[REQUIREMENTS]
Take the entries below and print all of them exactly, please.

[THE RECORDS]
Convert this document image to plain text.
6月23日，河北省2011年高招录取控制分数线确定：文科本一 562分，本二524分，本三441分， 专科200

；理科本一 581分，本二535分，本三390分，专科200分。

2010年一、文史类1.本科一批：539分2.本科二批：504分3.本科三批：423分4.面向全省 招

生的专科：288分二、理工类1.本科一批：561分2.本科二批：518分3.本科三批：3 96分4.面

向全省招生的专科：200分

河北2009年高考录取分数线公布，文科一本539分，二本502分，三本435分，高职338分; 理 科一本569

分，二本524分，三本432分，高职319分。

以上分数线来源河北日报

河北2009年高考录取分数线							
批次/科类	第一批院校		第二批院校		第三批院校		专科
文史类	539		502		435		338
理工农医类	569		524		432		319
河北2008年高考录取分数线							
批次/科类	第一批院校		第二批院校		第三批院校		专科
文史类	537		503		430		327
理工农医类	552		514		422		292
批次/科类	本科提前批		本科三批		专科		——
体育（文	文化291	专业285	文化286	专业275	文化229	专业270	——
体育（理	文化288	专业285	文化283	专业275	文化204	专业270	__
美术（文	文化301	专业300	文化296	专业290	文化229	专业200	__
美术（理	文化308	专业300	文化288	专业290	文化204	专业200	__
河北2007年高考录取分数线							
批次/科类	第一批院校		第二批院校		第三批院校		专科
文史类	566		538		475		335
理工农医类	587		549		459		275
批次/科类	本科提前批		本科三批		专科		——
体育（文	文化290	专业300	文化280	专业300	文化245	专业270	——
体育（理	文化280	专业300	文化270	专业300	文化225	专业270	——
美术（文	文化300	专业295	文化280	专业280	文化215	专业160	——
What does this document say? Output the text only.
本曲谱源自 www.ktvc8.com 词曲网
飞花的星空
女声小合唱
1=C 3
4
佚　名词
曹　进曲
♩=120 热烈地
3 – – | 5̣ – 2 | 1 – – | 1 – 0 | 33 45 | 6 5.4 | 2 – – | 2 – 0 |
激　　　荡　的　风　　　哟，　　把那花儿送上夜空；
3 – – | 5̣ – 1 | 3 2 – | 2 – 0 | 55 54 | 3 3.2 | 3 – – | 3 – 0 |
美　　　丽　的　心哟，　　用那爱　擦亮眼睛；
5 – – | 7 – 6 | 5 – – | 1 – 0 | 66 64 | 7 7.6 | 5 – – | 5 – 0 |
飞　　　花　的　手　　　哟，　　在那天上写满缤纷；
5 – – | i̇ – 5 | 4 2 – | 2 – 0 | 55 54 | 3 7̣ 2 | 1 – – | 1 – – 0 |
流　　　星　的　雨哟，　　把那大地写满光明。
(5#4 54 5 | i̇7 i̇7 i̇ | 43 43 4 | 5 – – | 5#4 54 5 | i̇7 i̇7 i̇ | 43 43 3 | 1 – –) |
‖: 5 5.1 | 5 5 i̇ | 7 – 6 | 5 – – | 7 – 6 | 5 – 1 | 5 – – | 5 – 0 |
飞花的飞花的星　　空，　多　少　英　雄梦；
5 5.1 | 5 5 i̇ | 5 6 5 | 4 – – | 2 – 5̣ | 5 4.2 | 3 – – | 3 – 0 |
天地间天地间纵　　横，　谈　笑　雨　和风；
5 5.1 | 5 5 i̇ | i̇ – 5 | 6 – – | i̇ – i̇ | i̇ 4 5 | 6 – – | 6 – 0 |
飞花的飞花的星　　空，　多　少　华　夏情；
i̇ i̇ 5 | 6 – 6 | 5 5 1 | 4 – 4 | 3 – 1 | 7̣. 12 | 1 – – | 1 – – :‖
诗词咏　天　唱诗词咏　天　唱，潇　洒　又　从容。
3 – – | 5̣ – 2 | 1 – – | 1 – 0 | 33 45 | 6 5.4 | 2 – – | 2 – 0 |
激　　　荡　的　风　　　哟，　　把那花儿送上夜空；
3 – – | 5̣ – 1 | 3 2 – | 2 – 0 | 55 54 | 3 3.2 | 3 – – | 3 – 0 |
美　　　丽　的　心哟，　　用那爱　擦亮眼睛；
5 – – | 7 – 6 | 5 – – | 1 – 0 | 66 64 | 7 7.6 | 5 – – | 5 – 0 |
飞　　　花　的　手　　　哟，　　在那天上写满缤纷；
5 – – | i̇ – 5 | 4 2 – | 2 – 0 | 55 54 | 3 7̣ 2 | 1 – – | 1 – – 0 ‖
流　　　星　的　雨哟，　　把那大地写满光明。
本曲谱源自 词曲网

[SOLUTION TO THE EXERCISE]
Convert this document image to plain text.
6月23日，河北省2011年高招录取控制分数线确定：文科本一 562分，本二524分，本三441分， 专科200

；理科本一 581分，本二535分，本三390分，专科200分。

2010年一、文史类1.本科一批：539分2.本科二批：504分3.本科三批：423分4.面向全省 招

生的专科：288分二、理工类1.本科一批：561分2.本科二批：518分3.本科三批：3 96分4.面

向全省招生的专科：200分

河北2009年高考录取分数线公布，文科一本539分，二本502分，三本435分，高职338分; 理 科一本569

分，二本524分，三本432分，高职319分。

以上分数线来源河北日报

河北2009年高考录取分数线							
批次/科类	第一批院校		第二批院校		第三批院校		专科
文史类	539		502		435		338
理工农医类	569		524		432		319
河北2008年高考录取分数线							
批次/科类	第一批院校		第二批院校		第三批院校		专科
文史类	537		503		430		327
理工农医类	552		514		422		292
批次/科类	本科提前批		本科三批		专科		——
体育（文	文化291	专业285	文化286	专业275	文化229	专业270	——
体育（理	文化288	专业285	文化283	专业275	文化204	专业270	__
美术（文	文化301	专业300	文化296	专业290	文化229	专业200	__
美术（理	文化308	专业300	文化288	专业290	文化204	专业200	__
河北2007年高考录取分数线							
批次/科类	第一批院校		第二批院校		第三批院校		专科
文史类	566		538		475		335
理工农医类	587		549		459		275
批次/科类	本科提前批		本科三批		专科		——
体育（文	文化290	专业300	文化280	专业300	文化245	专业270	——
体育（理	文化280	专业300	文化270	专业300	文化225	专业270	——
美术（文	文化300	专业295	文化280	专业280	文化215	专业160	——
What does this document say? Output the text only.
本曲谱源自 www.ktvc8.com 词曲网
飞花的星空
女声小合唱
1=C 3
4
佚　名词
曹　进曲
♩=120 热烈地
3 – – | 5̣ – 2 | 1 – – | 1 – 0 | 33 45 | 6 5.4 | 2 – – | 2 – 0 |
激　　　荡　的　风　　　哟，　　把那花儿送上夜空；
3 – – | 5̣ – 1 | 3 2 – | 2 – 0 | 55 54 | 3 3.2 | 3 – – | 3 – 0 |
美　　　丽　的　心哟，　　用那爱　擦亮眼睛；
5 – – | 7 – 6 | 5 – – | 1 – 0 | 66 64 | 7 7.6 | 5 – – | 5 – 0 |
飞　　　花　的　手　　　哟，　　在那天上写满缤纷；
5 – – | i̇ – 5 | 4 2 – | 2 – 0 | 55 54 | 3 7̣ 2 | 1 – – | 1 – – 0 |
流　　　星　的　雨哟，　　把那大地写满光明。
(5#4 54 5 | i̇7 i̇7 i̇ | 43 43 4 | 5 – – | 5#4 54 5 | i̇7 i̇7 i̇ | 43 43 3 | 1 – –) |
‖: 5 5.1 | 5 5 i̇ | 7 – 6 | 5 – – | 7 – 6 | 5 – 1 | 5 – – | 5 – 0 |
飞花的飞花的星　　空，　多　少　英　雄梦；
5 5.1 | 5 5 i̇ | 5 6 5 | 4 – – | 2 – 5̣ | 5 4.2 | 3 – – | 3 – 0 |
天地间天地间纵　　横，　谈　笑　雨　和风；
5 5.1 | 5 5 i̇ | i̇ – 5 | 6 – – | i̇ – i̇ | i̇ 4 5 | 6 – – | 6 – 0 |
飞花的飞花的星　　空，　多　少　华　夏情；
i̇ i̇ 5 | 6 – 6 | 5 5 1 | 4 – 4 | 3 – 1 | 7̣. 12 | 1 – – | 1 – – :‖
诗词咏　天　唱诗词咏　天　唱，潇　洒　又　从容。
3 – – | 5̣ – 2 | 1 – – | 1 – 0 | 33 45 | 6 5.4 | 2 – – | 2 – 0 |
激　　　荡　的　风　　　哟，　　把那花儿送上夜空；
3 – – | 5̣ – 1 | 3 2 – | 2 – 0 | 55 54 | 3 3.2 | 3 – – | 3 – 0 |
美　　　丽　的　心哟，　　用那爱　擦亮眼睛；
5 – – | 7 – 6 | 5 – – | 1 – 0 | 66 64 | 7 7.6 | 5 – – | 5 – 0 |
飞　　　花　的　手　　　哟，　　在那天上写满缤纷；
5 – – | i̇ – 5 | 4 2 – | 2 – 0 | 55 54 | 3 7̣ 2 | 1 – – | 1 – – 0 ‖
流　　　星　的　雨哟，　　把那大地写满光明。
本曲谱源自 词曲网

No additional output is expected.